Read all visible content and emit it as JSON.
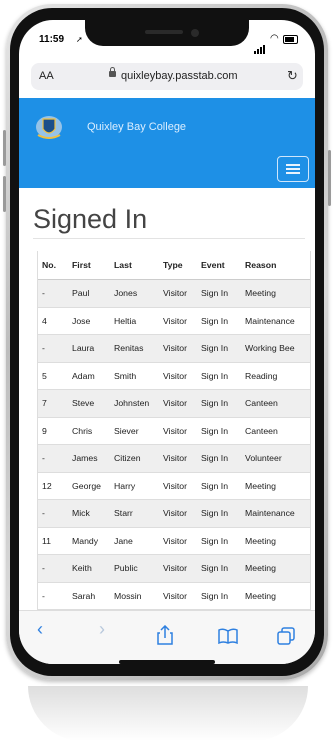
{
  "status_bar": {
    "time": "11:59"
  },
  "browser": {
    "text_size_label": "AA",
    "url": "quixleybay.passtab.com"
  },
  "site": {
    "brand": "Quixley Bay College"
  },
  "page": {
    "title": "Signed In"
  },
  "table": {
    "headers": [
      "No.",
      "First",
      "Last",
      "Type",
      "Event",
      "Reason"
    ],
    "rows": [
      [
        "-",
        "Paul",
        "Jones",
        "Visitor",
        "Sign In",
        "Meeting"
      ],
      [
        "4",
        "Jose",
        "Heltia",
        "Visitor",
        "Sign In",
        "Maintenance"
      ],
      [
        "-",
        "Laura",
        "Renitas",
        "Visitor",
        "Sign In",
        "Working Bee"
      ],
      [
        "5",
        "Adam",
        "Smith",
        "Visitor",
        "Sign In",
        "Reading"
      ],
      [
        "7",
        "Steve",
        "Johnsten",
        "Visitor",
        "Sign In",
        "Canteen"
      ],
      [
        "9",
        "Chris",
        "Siever",
        "Visitor",
        "Sign In",
        "Canteen"
      ],
      [
        "-",
        "James",
        "Citizen",
        "Visitor",
        "Sign In",
        "Volunteer"
      ],
      [
        "12",
        "George",
        "Harry",
        "Visitor",
        "Sign In",
        "Meeting"
      ],
      [
        "-",
        "Mick",
        "Starr",
        "Visitor",
        "Sign In",
        "Maintenance"
      ],
      [
        "11",
        "Mandy",
        "Jane",
        "Visitor",
        "Sign In",
        "Meeting"
      ],
      [
        "-",
        "Keith",
        "Public",
        "Visitor",
        "Sign In",
        "Meeting"
      ],
      [
        "-",
        "Sarah",
        "Mossin",
        "Visitor",
        "Sign In",
        "Meeting"
      ],
      [
        "",
        "",
        "",
        "",
        "",
        ""
      ]
    ]
  },
  "toolbar": {
    "back_icon": "chevron-left-icon",
    "forward_icon": "chevron-right-icon",
    "share_icon": "share-icon",
    "bookmarks_icon": "book-icon",
    "tabs_icon": "tabs-icon"
  },
  "colors": {
    "header_blue": "#1e90e6",
    "link_blue": "#2f80e0"
  }
}
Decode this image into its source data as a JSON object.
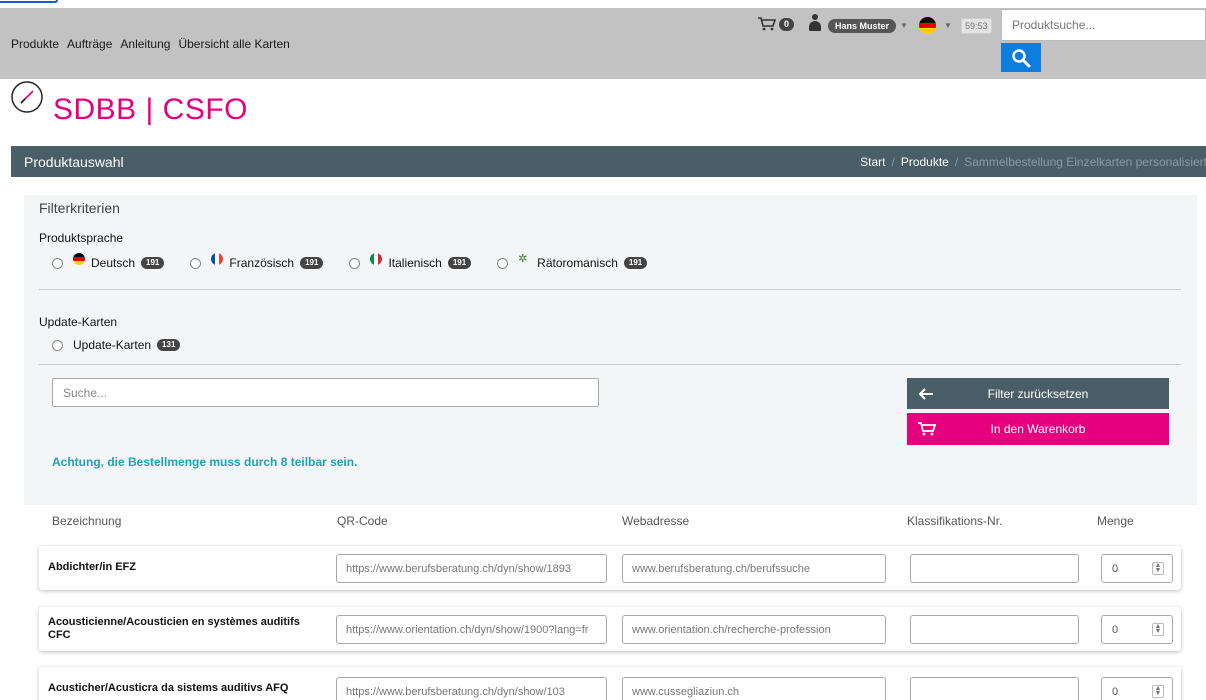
{
  "topnav": {
    "items": [
      "Produkte",
      "Aufträge",
      "Anleitung",
      "Übersicht alle Karten"
    ]
  },
  "topbar": {
    "cart_count": "0",
    "user_name": "Hans Muster",
    "timer": "59:53",
    "search_placeholder": "Produktsuche..."
  },
  "logo": {
    "text": "SDBB | CSFO"
  },
  "header": {
    "title": "Produktauswahl",
    "breadcrumb": [
      "Start",
      "Produkte",
      "Sammelbestellung Einzelkarten personalisiert"
    ]
  },
  "filters": {
    "title": "Filterkriterien",
    "language_label": "Produktsprache",
    "languages": [
      {
        "label": "Deutsch",
        "count": "191"
      },
      {
        "label": "Französisch",
        "count": "191"
      },
      {
        "label": "Italienisch",
        "count": "191"
      },
      {
        "label": "Rätoromanisch",
        "count": "191"
      }
    ],
    "update_label": "Update-Karten",
    "update_option": {
      "label": "Update-Karten",
      "count": "131"
    }
  },
  "search": {
    "placeholder": "Suche..."
  },
  "buttons": {
    "reset": "Filter zurücksetzen",
    "cart": "In den Warenkorb"
  },
  "warning": "Achtung, die Bestellmenge muss durch 8 teilbar sein.",
  "table": {
    "columns": [
      "Bezeichnung",
      "QR-Code",
      "Webadresse",
      "Klassifikations-Nr.",
      "Menge"
    ],
    "rows": [
      {
        "name": "Abdichter/in EFZ",
        "qr": "https://www.berufsberatung.ch/dyn/show/1893",
        "web": "www.berufsberatung.ch/berufssuche",
        "klass": "",
        "qty": "0"
      },
      {
        "name": "Acousticienne/Acousticien en systèmes auditifs CFC",
        "qr": "https://www.orientation.ch/dyn/show/1900?lang=fr",
        "web": "www.orientation.ch/recherche-profession",
        "klass": "",
        "qty": "0"
      },
      {
        "name": "Acusticher/Acusticra da sistems auditivs AFQ",
        "qr": "https://www.berufsberatung.ch/dyn/show/103",
        "web": "www.cussegliaziun.ch",
        "klass": "",
        "qty": "0"
      }
    ]
  },
  "colors": {
    "topbar": "#c2c2c2",
    "header": "#4a5e68",
    "accent_pink": "#e6007e",
    "search_blue": "#0d7de0",
    "warning_teal": "#24a0b4"
  }
}
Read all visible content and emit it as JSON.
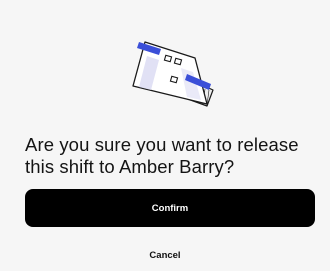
{
  "dialog": {
    "illustration_icon": "calendar-icon",
    "question": "Are you sure you want to release this shift to Amber Barry?",
    "confirm_label": "Confirm",
    "cancel_label": "Cancel"
  },
  "colors": {
    "background": "#f6f6f6",
    "primary_button": "#000000",
    "primary_button_text": "#ffffff",
    "text": "#141414",
    "accent": "#3b4fd8"
  }
}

### TASK INSTRUCTIONS:
Reproduce each line of the records exactly, and omit every picture.

### ANSWER TO THE TASK:
Read all visible content and emit it as JSON.
{
  "status_bar": {
    "time": "11:59"
  },
  "browser": {
    "text_size_label": "AA",
    "url": "quixleybay.passtab.com"
  },
  "site": {
    "brand": "Quixley Bay College"
  },
  "page": {
    "title": "Signed In"
  },
  "table": {
    "headers": [
      "No.",
      "First",
      "Last",
      "Type",
      "Event",
      "Reason"
    ],
    "rows": [
      [
        "-",
        "Paul",
        "Jones",
        "Visitor",
        "Sign In",
        "Meeting"
      ],
      [
        "4",
        "Jose",
        "Heltia",
        "Visitor",
        "Sign In",
        "Maintenance"
      ],
      [
        "-",
        "Laura",
        "Renitas",
        "Visitor",
        "Sign In",
        "Working Bee"
      ],
      [
        "5",
        "Adam",
        "Smith",
        "Visitor",
        "Sign In",
        "Reading"
      ],
      [
        "7",
        "Steve",
        "Johnsten",
        "Visitor",
        "Sign In",
        "Canteen"
      ],
      [
        "9",
        "Chris",
        "Siever",
        "Visitor",
        "Sign In",
        "Canteen"
      ],
      [
        "-",
        "James",
        "Citizen",
        "Visitor",
        "Sign In",
        "Volunteer"
      ],
      [
        "12",
        "George",
        "Harry",
        "Visitor",
        "Sign In",
        "Meeting"
      ],
      [
        "-",
        "Mick",
        "Starr",
        "Visitor",
        "Sign In",
        "Maintenance"
      ],
      [
        "11",
        "Mandy",
        "Jane",
        "Visitor",
        "Sign In",
        "Meeting"
      ],
      [
        "-",
        "Keith",
        "Public",
        "Visitor",
        "Sign In",
        "Meeting"
      ],
      [
        "-",
        "Sarah",
        "Mossin",
        "Visitor",
        "Sign In",
        "Meeting"
      ],
      [
        "",
        "",
        "",
        "",
        "",
        ""
      ]
    ]
  },
  "toolbar": {
    "back_icon": "chevron-left-icon",
    "forward_icon": "chevron-right-icon",
    "share_icon": "share-icon",
    "bookmarks_icon": "book-icon",
    "tabs_icon": "tabs-icon"
  },
  "colors": {
    "header_blue": "#1e90e6",
    "link_blue": "#2f80e0"
  }
}
Decode this image into its source data as a JSON object.
{
  "topnav": {
    "items": [
      "Produkte",
      "Aufträge",
      "Anleitung",
      "Übersicht alle Karten"
    ]
  },
  "topbar": {
    "cart_count": "0",
    "user_name": "Hans Muster",
    "timer": "59:53",
    "search_placeholder": "Produktsuche..."
  },
  "logo": {
    "text": "SDBB | CSFO"
  },
  "header": {
    "title": "Produktauswahl",
    "breadcrumb": [
      "Start",
      "Produkte",
      "Sammelbestellung Einzelkarten personalisiert"
    ]
  },
  "filters": {
    "title": "Filterkriterien",
    "language_label": "Produktsprache",
    "languages": [
      {
        "label": "Deutsch",
        "count": "191"
      },
      {
        "label": "Französisch",
        "count": "191"
      },
      {
        "label": "Italienisch",
        "count": "191"
      },
      {
        "label": "Rätoromanisch",
        "count": "191"
      }
    ],
    "update_label": "Update-Karten",
    "update_option": {
      "label": "Update-Karten",
      "count": "131"
    }
  },
  "search": {
    "placeholder": "Suche..."
  },
  "buttons": {
    "reset": "Filter zurücksetzen",
    "cart": "In den Warenkorb"
  },
  "warning": "Achtung, die Bestellmenge muss durch 8 teilbar sein.",
  "table": {
    "columns": [
      "Bezeichnung",
      "QR-Code",
      "Webadresse",
      "Klassifikations-Nr.",
      "Menge"
    ],
    "rows": [
      {
        "name": "Abdichter/in EFZ",
        "qr": "https://www.berufsberatung.ch/dyn/show/1893",
        "web": "www.berufsberatung.ch/berufssuche",
        "klass": "",
        "qty": "0"
      },
      {
        "name": "Acousticienne/Acousticien en systèmes auditifs CFC",
        "qr": "https://www.orientation.ch/dyn/show/1900?lang=fr",
        "web": "www.orientation.ch/recherche-profession",
        "klass": "",
        "qty": "0"
      },
      {
        "name": "Acusticher/Acusticra da sistems auditivs AFQ",
        "qr": "https://www.berufsberatung.ch/dyn/show/103",
        "web": "www.cussegliaziun.ch",
        "klass": "",
        "qty": "0"
      }
    ]
  },
  "colors": {
    "topbar": "#c2c2c2",
    "header": "#4a5e68",
    "accent_pink": "#e6007e",
    "search_blue": "#0d7de0",
    "warning_teal": "#24a0b4"
  }
}
Read all visible content and emit it as JSON.
{
  "dialog": {
    "illustration_icon": "calendar-icon",
    "question": "Are you sure you want to release this shift to Amber Barry?",
    "confirm_label": "Confirm",
    "cancel_label": "Cancel"
  },
  "colors": {
    "background": "#f6f6f6",
    "primary_button": "#000000",
    "primary_button_text": "#ffffff",
    "text": "#141414",
    "accent": "#3b4fd8"
  }
}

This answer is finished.